Give the number of lines in the data that hold the string "dogs". Nothing else is needed.

(Rows from a dataset)
※

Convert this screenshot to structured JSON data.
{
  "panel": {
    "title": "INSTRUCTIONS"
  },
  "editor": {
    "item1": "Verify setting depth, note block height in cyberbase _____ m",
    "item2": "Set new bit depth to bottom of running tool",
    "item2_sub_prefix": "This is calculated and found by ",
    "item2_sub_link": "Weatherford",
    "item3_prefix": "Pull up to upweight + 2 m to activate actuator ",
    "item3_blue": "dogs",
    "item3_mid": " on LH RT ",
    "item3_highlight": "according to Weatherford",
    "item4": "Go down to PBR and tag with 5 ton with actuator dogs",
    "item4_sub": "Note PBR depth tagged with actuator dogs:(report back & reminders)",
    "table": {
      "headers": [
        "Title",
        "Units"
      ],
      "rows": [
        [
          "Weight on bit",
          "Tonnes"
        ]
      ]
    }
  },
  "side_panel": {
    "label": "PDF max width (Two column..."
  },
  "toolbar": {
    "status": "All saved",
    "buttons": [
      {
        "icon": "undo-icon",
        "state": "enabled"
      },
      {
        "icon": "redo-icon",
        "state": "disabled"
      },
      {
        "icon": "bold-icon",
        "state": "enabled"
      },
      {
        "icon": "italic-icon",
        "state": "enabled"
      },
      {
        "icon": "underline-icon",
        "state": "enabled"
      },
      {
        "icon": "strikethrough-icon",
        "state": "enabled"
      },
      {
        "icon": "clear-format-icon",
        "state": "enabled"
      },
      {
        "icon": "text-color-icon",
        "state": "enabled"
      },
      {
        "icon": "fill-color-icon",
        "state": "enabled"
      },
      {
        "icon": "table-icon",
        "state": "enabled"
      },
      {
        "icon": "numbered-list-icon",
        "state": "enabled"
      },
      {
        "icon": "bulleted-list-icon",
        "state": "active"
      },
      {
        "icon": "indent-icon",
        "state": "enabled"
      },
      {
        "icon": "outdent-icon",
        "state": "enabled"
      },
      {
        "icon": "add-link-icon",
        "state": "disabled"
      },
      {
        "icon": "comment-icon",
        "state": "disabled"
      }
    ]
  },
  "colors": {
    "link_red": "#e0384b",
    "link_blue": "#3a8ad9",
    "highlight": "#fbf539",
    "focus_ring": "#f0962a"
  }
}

※

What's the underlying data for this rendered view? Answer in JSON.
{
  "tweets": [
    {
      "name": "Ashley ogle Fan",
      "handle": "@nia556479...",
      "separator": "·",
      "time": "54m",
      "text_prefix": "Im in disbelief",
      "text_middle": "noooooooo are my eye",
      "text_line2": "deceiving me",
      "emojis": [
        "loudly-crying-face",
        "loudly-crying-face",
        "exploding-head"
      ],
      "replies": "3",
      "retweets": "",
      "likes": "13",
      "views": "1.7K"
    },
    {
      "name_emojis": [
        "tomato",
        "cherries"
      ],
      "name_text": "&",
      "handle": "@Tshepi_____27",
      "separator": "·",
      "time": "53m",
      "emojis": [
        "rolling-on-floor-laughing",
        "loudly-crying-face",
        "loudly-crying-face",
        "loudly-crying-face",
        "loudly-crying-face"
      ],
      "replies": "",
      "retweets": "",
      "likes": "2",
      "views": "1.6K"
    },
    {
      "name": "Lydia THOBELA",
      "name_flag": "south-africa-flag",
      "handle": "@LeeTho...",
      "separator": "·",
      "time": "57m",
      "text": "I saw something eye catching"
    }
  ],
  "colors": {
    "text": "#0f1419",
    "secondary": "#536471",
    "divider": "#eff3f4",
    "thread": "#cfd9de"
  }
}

※

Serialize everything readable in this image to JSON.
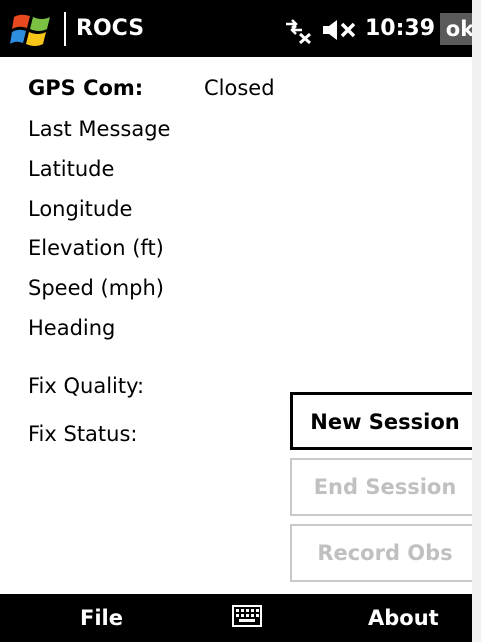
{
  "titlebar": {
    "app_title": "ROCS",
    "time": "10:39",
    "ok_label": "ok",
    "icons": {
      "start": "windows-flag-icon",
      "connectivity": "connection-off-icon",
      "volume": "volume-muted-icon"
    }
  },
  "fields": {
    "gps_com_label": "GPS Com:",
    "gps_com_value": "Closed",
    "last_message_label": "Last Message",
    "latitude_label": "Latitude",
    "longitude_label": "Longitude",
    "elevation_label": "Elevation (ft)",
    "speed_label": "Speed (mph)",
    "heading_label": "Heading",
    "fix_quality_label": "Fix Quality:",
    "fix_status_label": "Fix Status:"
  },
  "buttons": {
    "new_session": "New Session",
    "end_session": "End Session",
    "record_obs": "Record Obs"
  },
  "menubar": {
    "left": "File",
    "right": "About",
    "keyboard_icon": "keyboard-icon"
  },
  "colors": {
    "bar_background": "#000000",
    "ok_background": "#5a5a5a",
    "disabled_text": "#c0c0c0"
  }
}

※

[Solution] 3